Quote each record exactly, please, leaving none out.

Rows from a figure dataset:
________________________________________

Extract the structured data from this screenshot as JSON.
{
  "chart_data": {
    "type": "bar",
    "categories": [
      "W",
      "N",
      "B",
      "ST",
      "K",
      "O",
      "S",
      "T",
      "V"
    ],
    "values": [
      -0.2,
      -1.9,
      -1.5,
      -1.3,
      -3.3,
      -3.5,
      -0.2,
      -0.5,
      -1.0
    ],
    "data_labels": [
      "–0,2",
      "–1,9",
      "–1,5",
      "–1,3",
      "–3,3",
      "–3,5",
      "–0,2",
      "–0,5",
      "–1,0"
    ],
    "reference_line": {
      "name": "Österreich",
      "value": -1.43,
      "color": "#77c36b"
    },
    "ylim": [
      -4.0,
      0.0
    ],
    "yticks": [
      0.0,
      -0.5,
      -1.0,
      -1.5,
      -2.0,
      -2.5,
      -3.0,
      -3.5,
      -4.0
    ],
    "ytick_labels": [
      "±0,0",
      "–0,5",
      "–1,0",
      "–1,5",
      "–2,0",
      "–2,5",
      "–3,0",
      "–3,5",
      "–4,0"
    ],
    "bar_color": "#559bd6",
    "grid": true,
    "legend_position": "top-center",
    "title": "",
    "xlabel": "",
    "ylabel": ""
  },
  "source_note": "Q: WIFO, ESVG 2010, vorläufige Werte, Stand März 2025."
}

________________________________________

## Task solution
Extract the structured data from this screenshot as JSON.
{
  "chart_data": {
    "type": "bar",
    "categories": [
      "W",
      "N",
      "B",
      "ST",
      "K",
      "O",
      "S",
      "T",
      "V"
    ],
    "values": [
      -0.2,
      -1.9,
      -1.5,
      -1.3,
      -3.3,
      -3.5,
      -0.2,
      -0.5,
      -1.0
    ],
    "data_labels": [
      "–0,2",
      "–1,9",
      "–1,5",
      "–1,3",
      "–3,3",
      "–3,5",
      "–0,2",
      "–0,5",
      "–1,0"
    ],
    "reference_line": {
      "name": "Österreich",
      "value": -1.43,
      "color": "#77c36b"
    },
    "ylim": [
      -4.0,
      0.0
    ],
    "yticks": [
      0.0,
      -0.5,
      -1.0,
      -1.5,
      -2.0,
      -2.5,
      -3.0,
      -3.5,
      -4.0
    ],
    "ytick_labels": [
      "±0,0",
      "–0,5",
      "–1,0",
      "–1,5",
      "–2,0",
      "–2,5",
      "–3,0",
      "–3,5",
      "–4,0"
    ],
    "bar_color": "#559bd6",
    "grid": true,
    "legend_position": "top-center",
    "title": "",
    "xlabel": "",
    "ylabel": ""
  },
  "source_note": "Q: WIFO, ESVG 2010, vorläufige Werte, Stand März 2025."
}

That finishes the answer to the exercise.